Listed entries =>
---

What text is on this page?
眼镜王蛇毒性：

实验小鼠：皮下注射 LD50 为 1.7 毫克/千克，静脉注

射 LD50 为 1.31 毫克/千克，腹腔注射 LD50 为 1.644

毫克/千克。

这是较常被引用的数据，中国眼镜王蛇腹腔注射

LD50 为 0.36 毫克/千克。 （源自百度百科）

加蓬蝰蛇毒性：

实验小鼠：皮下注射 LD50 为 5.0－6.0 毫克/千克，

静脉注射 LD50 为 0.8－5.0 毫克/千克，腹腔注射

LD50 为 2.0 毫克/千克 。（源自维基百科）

---

Reproduce the entries above in full by retyping them exactly.

What text is on this page?
眼镜王蛇毒性：

实验小鼠：皮下注射 LD50 为 1.7 毫克/千克，静脉注

射 LD50 为 1.31 毫克/千克，腹腔注射 LD50 为 1.644

毫克/千克。

这是较常被引用的数据，中国眼镜王蛇腹腔注射

LD50 为 0.36 毫克/千克。 （源自百度百科）

加蓬蝰蛇毒性：

实验小鼠：皮下注射 LD50 为 5.0－6.0 毫克/千克，

静脉注射 LD50 为 0.8－5.0 毫克/千克，腹腔注射

LD50 为 2.0 毫克/千克 。（源自维基百科）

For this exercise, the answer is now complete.